**Records for the exercise:**
+ + + + +

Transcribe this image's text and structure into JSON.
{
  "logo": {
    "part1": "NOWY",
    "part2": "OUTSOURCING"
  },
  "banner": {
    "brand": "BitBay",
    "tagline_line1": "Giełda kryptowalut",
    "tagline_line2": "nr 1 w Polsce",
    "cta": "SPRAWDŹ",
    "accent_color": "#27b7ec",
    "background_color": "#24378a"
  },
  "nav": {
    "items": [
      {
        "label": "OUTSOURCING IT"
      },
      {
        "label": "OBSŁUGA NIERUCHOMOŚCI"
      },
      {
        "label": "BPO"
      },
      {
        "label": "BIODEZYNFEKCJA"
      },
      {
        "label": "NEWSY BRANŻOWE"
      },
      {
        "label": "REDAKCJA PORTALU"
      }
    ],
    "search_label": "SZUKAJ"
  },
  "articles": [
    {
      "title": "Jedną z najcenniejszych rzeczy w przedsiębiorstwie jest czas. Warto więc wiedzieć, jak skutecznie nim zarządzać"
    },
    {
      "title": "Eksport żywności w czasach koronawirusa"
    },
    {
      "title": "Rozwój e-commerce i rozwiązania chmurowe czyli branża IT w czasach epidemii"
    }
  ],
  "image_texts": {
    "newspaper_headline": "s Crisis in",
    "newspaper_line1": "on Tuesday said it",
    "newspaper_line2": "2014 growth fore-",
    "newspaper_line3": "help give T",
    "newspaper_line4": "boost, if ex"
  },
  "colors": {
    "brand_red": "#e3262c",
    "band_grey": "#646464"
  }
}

+ + + + +

**Exercise:** Each line in the material above must be retyped without alteration.

**Result:**
Transcribe this image's text and structure into JSON.
{
  "logo": {
    "part1": "NOWY",
    "part2": "OUTSOURCING"
  },
  "banner": {
    "brand": "BitBay",
    "tagline_line1": "Giełda kryptowalut",
    "tagline_line2": "nr 1 w Polsce",
    "cta": "SPRAWDŹ",
    "accent_color": "#27b7ec",
    "background_color": "#24378a"
  },
  "nav": {
    "items": [
      {
        "label": "OUTSOURCING IT"
      },
      {
        "label": "OBSŁUGA NIERUCHOMOŚCI"
      },
      {
        "label": "BPO"
      },
      {
        "label": "BIODEZYNFEKCJA"
      },
      {
        "label": "NEWSY BRANŻOWE"
      },
      {
        "label": "REDAKCJA PORTALU"
      }
    ],
    "search_label": "SZUKAJ"
  },
  "articles": [
    {
      "title": "Jedną z najcenniejszych rzeczy w przedsiębiorstwie jest czas. Warto więc wiedzieć, jak skutecznie nim zarządzać"
    },
    {
      "title": "Eksport żywności w czasach koronawirusa"
    },
    {
      "title": "Rozwój e-commerce i rozwiązania chmurowe czyli branża IT w czasach epidemii"
    }
  ],
  "image_texts": {
    "newspaper_headline": "s Crisis in",
    "newspaper_line1": "on Tuesday said it",
    "newspaper_line2": "2014 growth fore-",
    "newspaper_line3": "help give T",
    "newspaper_line4": "boost, if ex"
  },
  "colors": {
    "brand_red": "#e3262c",
    "band_grey": "#646464"
  }
}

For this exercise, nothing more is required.